EXERCISE DIRECTIONS - In the records, rename "y-tick-label" to "y-axis-tick" in the stretch from the line containing "y-tick-label: 30 xyxy=(21,289,35,303)" through the line containing "series-line-1 xyxy=(60,52,804,347)". Give back only those lines, with nothing else changed.

------------------------

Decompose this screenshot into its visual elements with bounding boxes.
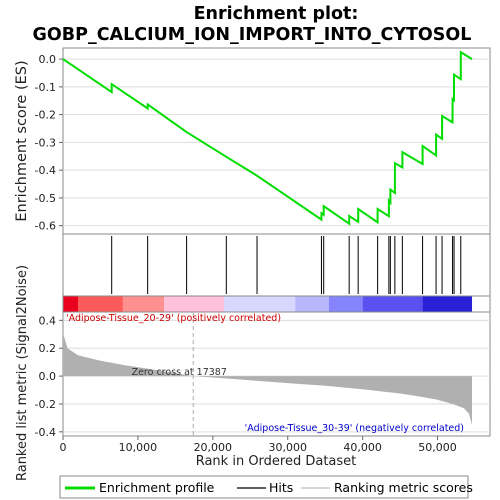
es-tick-label: -0.2 — [35, 109, 56, 122]
es-gridlines — [63, 58, 490, 227]
chart-title-line1: Enrichment plot: — [194, 4, 359, 24]
enrichment-profile-line — [62, 50, 473, 226]
hits-frame — [62, 233, 491, 297]
negative-correlation-label: 'Adipose-Tissue_30-39' (negatively corre… — [245, 423, 464, 434]
chart-title-line2: GOBP_CALCIUM_ION_IMPORT_INTO_CYTOSOL — [33, 25, 472, 45]
heat-segment — [122, 296, 165, 312]
heat-segment — [362, 296, 423, 312]
metric-tick-label: 0.0 — [39, 370, 57, 383]
heat-segment — [164, 296, 225, 312]
es-tick-label: -0.1 — [35, 81, 56, 94]
legend-label-metric: Ranking metric scores — [334, 480, 473, 495]
heat-segment — [63, 296, 78, 312]
metric-tick-label: 0.4 — [39, 314, 57, 327]
metric-panel: Zero cross at 17387 'Adipose-Tissue_20-2… — [15, 265, 491, 481]
legend-frame — [59, 475, 469, 499]
zero-cross-label: Zero cross at 17387 — [132, 367, 227, 378]
hit-lines — [111, 236, 462, 294]
heat-segment — [422, 296, 473, 312]
x-axis-label: Rank in Ordered Dataset — [196, 454, 357, 469]
x-tick-label: 0 — [60, 441, 67, 454]
metric-y-axis-label: Ranked list metric (Signal2Noise) — [15, 265, 30, 481]
es-y-axis-label: Enrichment score (ES) — [14, 60, 30, 221]
ranking-metric-area — [63, 332, 472, 425]
metric-y-ticks: 0.4 0.2 0.0 -0.2 -0.4 — [35, 314, 63, 439]
positive-correlation-label: 'Adipose-Tissue_20-29' (positively corre… — [66, 313, 281, 324]
es-tick-label: -0.4 — [35, 164, 56, 177]
es-y-ticks: 0.0 -0.1 -0.2 -0.3 -0.4 -0.5 -0.6 — [35, 53, 63, 233]
es-tick-label: -0.3 — [35, 136, 56, 149]
metric-tick-label: -0.4 — [35, 426, 56, 439]
es-tick-label: -0.6 — [35, 220, 56, 233]
x-tick-label: 20,000 — [194, 441, 233, 454]
x-tick-label: 30,000 — [268, 441, 307, 454]
heat-segment — [328, 296, 363, 312]
es-tick-label: 0.0 — [39, 53, 57, 66]
heat-segment — [295, 296, 329, 312]
es-plot-frame — [62, 47, 491, 235]
hits-panel — [62, 233, 491, 313]
legend-label-profile: Enrichment profile — [99, 480, 215, 495]
heat-segment — [224, 296, 296, 312]
x-tick-label: 50,000 — [418, 441, 457, 454]
x-tick-label: 40,000 — [343, 441, 382, 454]
rank-heat-bar — [63, 296, 473, 312]
es-tick-label: -0.5 — [35, 192, 56, 205]
x-tick-label: 10,000 — [119, 441, 158, 454]
metric-tick-label: -0.2 — [35, 398, 56, 411]
metric-tick-label: 0.2 — [39, 342, 57, 355]
legend: Enrichment profile Hits Ranking metric s… — [59, 475, 473, 499]
legend-label-hits: Hits — [269, 480, 293, 495]
heat-segment — [77, 296, 123, 312]
x-axis-ticks: 0 10,000 20,000 30,000 40,000 50,000 — [60, 436, 457, 454]
es-panel: 0.0 -0.1 -0.2 -0.3 -0.4 -0.5 -0.6 Enrichment s… — [14, 47, 491, 235]
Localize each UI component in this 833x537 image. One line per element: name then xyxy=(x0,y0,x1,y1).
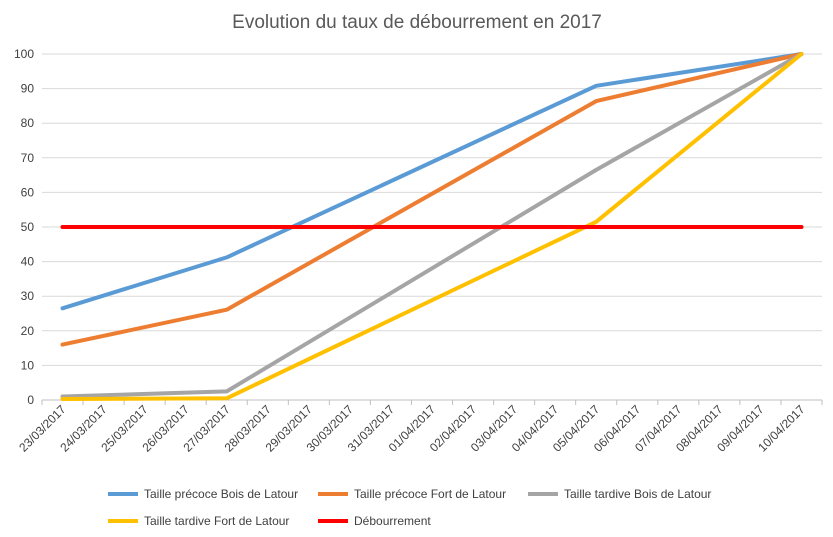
y-tick-label: 30 xyxy=(21,289,35,303)
y-tick-label: 100 xyxy=(14,47,34,61)
chart-title: Evolution du taux de débourrement en 201… xyxy=(232,12,602,33)
y-tick-label: 90 xyxy=(21,82,35,96)
legend-label: Taille précoce Fort de Latour xyxy=(354,487,506,501)
gridlines xyxy=(42,53,822,366)
y-tick-label: 10 xyxy=(21,358,35,372)
legend: Taille précoce Bois de Latour Taille préc… xyxy=(108,487,711,528)
legend-label: Taille tardive Fort de Latour xyxy=(144,514,289,528)
series-line-1 xyxy=(60,52,804,347)
series-line-2 xyxy=(60,52,804,399)
series-line-0 xyxy=(60,52,804,311)
y-tick-label: 50 xyxy=(21,220,35,234)
y-tick-label: 40 xyxy=(21,255,35,269)
legend-label: Taille précoce Bois de Latour xyxy=(144,487,298,501)
y-tick-label: 80 xyxy=(21,116,35,130)
legend-label: Débourrement xyxy=(354,514,431,528)
y-tick-label: 60 xyxy=(21,185,35,199)
y-tick-label: 0 xyxy=(27,393,34,407)
legend-label: Taille tardive Bois de Latour xyxy=(564,487,711,501)
series-lines xyxy=(60,52,804,401)
series-line-3 xyxy=(60,52,804,401)
y-tick-label: 20 xyxy=(21,324,35,338)
y-tick-label: 70 xyxy=(21,151,35,165)
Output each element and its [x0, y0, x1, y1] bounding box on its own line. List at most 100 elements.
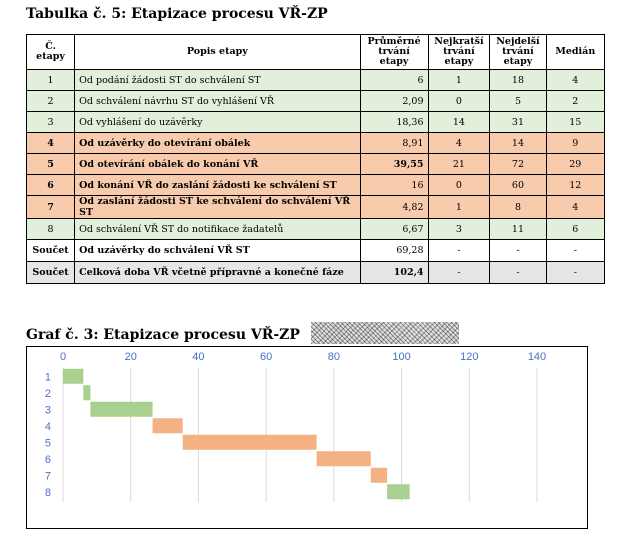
cell-description: Od schválení návrhu ST do vyhlášení VŘ [74, 90, 361, 112]
cell-minimum: 0 [427, 174, 491, 196]
gantt-bar-7 [370, 467, 388, 483]
table-sum-row: Součet Od uzávěrky do schválení VŘ ST 69… [25, 239, 606, 262]
cell-maximum: 18 [489, 69, 547, 91]
x-tick-label: 60 [260, 351, 272, 363]
cell-average: 69,28 [359, 239, 429, 262]
table-row: 5 Od otevírání obálek do konání VŘ 39,55… [25, 153, 606, 175]
cell-median: 29 [545, 153, 606, 175]
y-tick-label: 4 [45, 421, 51, 433]
cell-average: 6 [359, 69, 429, 91]
cell-minimum: 14 [427, 111, 491, 133]
cell-minimum: 0 [427, 90, 491, 112]
cell-median: 2 [545, 90, 606, 112]
cell-minimum: - [427, 239, 491, 262]
cell-median: 9 [545, 132, 606, 154]
cell-average: 16 [359, 174, 429, 196]
y-tick-label: 2 [45, 388, 51, 400]
table-row: 3 Od vyhlášení do uzávěrky 18,36 14 31 1… [25, 111, 606, 133]
header-average: Průměrné trvání etapy [359, 34, 429, 70]
cell-average: 39,55 [359, 153, 429, 175]
gantt-bar-4 [152, 418, 183, 434]
cell-stage-number: 3 [25, 111, 76, 133]
cell-description: Od zaslání žádosti ST ke schválení do sc… [74, 195, 361, 219]
cell-average: 2,09 [359, 90, 429, 112]
cell-median: 12 [545, 174, 606, 196]
y-tick-label: 6 [45, 454, 51, 466]
cell-stage-number: 8 [25, 218, 76, 240]
cell-maximum: - [489, 239, 547, 262]
cell-sum-label: Součet [25, 261, 76, 284]
y-tick-label: 8 [45, 487, 51, 499]
chart-x-tick-labels: 0 20 40 60 80 100 120 140 [60, 351, 546, 363]
table-row: 7 Od zaslání žádosti ST ke schválení do … [25, 195, 606, 219]
cell-minimum: - [427, 261, 491, 284]
table-caption: Tabulka č. 5: Etapizace procesu VŘ-ZP [26, 6, 328, 22]
table-row: 1 Od podání žádosti ST do schválení ST 6… [25, 69, 606, 91]
cell-minimum: 1 [427, 195, 491, 219]
cell-maximum: 8 [489, 195, 547, 219]
x-tick-label: 20 [125, 351, 137, 363]
header-description: Popis etapy [74, 34, 361, 70]
cell-average: 102,4 [359, 261, 429, 284]
gantt-bar-3 [90, 401, 153, 417]
cell-description: Od vyhlášení do uzávěrky [74, 111, 361, 133]
cell-stage-number: 6 [25, 174, 76, 196]
header-median: Medián [545, 34, 606, 70]
cell-maximum: 72 [489, 153, 547, 175]
cell-description: Od uzávěrky do schválení VŘ ST [74, 239, 361, 262]
cell-maximum: - [489, 261, 547, 284]
x-tick-label: 0 [60, 351, 66, 363]
cell-maximum: 11 [489, 218, 547, 240]
cell-description: Od otevírání obálek do konání VŘ [74, 153, 361, 175]
cell-description: Od konání VŘ do zaslání žádosti ke schvá… [74, 174, 361, 196]
cell-average: 6,67 [359, 218, 429, 240]
y-tick-label: 7 [45, 470, 51, 482]
header-minimum: Nejkratší trvání etapy [427, 34, 491, 70]
header-stage-number: Č. etapy [25, 34, 76, 70]
cell-average: 4,82 [359, 195, 429, 219]
cell-median: - [545, 261, 606, 284]
cell-stage-number: 5 [25, 153, 76, 175]
chart-bars [63, 368, 410, 500]
cell-median: 4 [545, 195, 606, 219]
cell-minimum: 21 [427, 153, 491, 175]
cell-average: 8,91 [359, 132, 429, 154]
cell-maximum: 5 [489, 90, 547, 112]
cell-stage-number: 7 [25, 195, 76, 219]
chart-gridlines [62, 368, 538, 502]
cell-minimum: 3 [427, 218, 491, 240]
cell-description: Od schválení VŘ ST do notifikace žadatel… [74, 218, 361, 240]
cell-median: 4 [545, 69, 606, 91]
table-header-row: Č. etapy Popis etapy Průměrné trvání etapy … [25, 34, 606, 70]
cell-minimum: 4 [427, 132, 491, 154]
gantt-bar-2 [83, 385, 91, 401]
x-tick-label: 140 [528, 351, 546, 363]
gantt-bar-6 [316, 451, 371, 467]
cell-median: 15 [545, 111, 606, 133]
y-tick-label: 1 [45, 371, 51, 383]
gantt-bar-1 [63, 368, 84, 384]
x-tick-label: 40 [192, 351, 204, 363]
x-tick-label: 120 [460, 351, 478, 363]
header-maximum: Nejdelší trvání etapy [489, 34, 547, 70]
stages-table: Č. etapy Popis etapy Průměrné trvání etapy … [25, 34, 606, 284]
redacted-image [311, 322, 459, 344]
cell-description: Od podání žádosti ST do schválení ST [74, 69, 361, 91]
table-row: 6 Od konání VŘ do zaslání žádosti ke sch… [25, 174, 606, 196]
cell-description: Od uzávěrky do otevírání obálek [74, 132, 361, 154]
table-row: 4 Od uzávěrky do otevírání obálek 8,91 4… [25, 132, 606, 154]
y-tick-label: 5 [45, 437, 51, 449]
cell-stage-number: 1 [25, 69, 76, 91]
cell-minimum: 1 [427, 69, 491, 91]
table-sum-row: Součet Celková doba VŘ včetně přípravné … [25, 261, 606, 284]
chart-y-tick-labels: 1 2 3 4 5 6 7 8 [45, 371, 51, 499]
cell-stage-number: 4 [25, 132, 76, 154]
cell-average: 18,36 [359, 111, 429, 133]
cell-sum-label: Součet [25, 239, 76, 262]
gantt-chart: 0 20 40 60 80 100 120 140 1 2 3 4 5 6 7 8 [26, 346, 588, 529]
table-row: 2 Od schválení návrhu ST do vyhlášení VŘ… [25, 90, 606, 112]
cell-description: Celková doba VŘ včetně přípravné a koneč… [74, 261, 361, 284]
cell-stage-number: 2 [25, 90, 76, 112]
cell-median: 6 [545, 218, 606, 240]
y-tick-label: 3 [45, 404, 51, 416]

------------------------

SOLVED EXERCISE -
y-axis-tick: 30 xyxy=(21,289,35,303)
y-axis-tick: 100 xyxy=(14,47,34,61)
chart-title: Evolution du taux de débourrement en 201… xyxy=(232,12,602,33)
y-axis-tick: 90 xyxy=(21,82,35,96)
legend-label: Taille précoce Fort de Latour xyxy=(354,487,506,501)
gridlines xyxy=(42,53,822,366)
y-axis-tick: 10 xyxy=(21,358,35,372)
legend: Taille précoce Bois de Latour Taille préc… xyxy=(108,487,711,528)
legend-label: Taille tardive Fort de Latour xyxy=(144,514,289,528)
series-line-1 xyxy=(60,52,804,347)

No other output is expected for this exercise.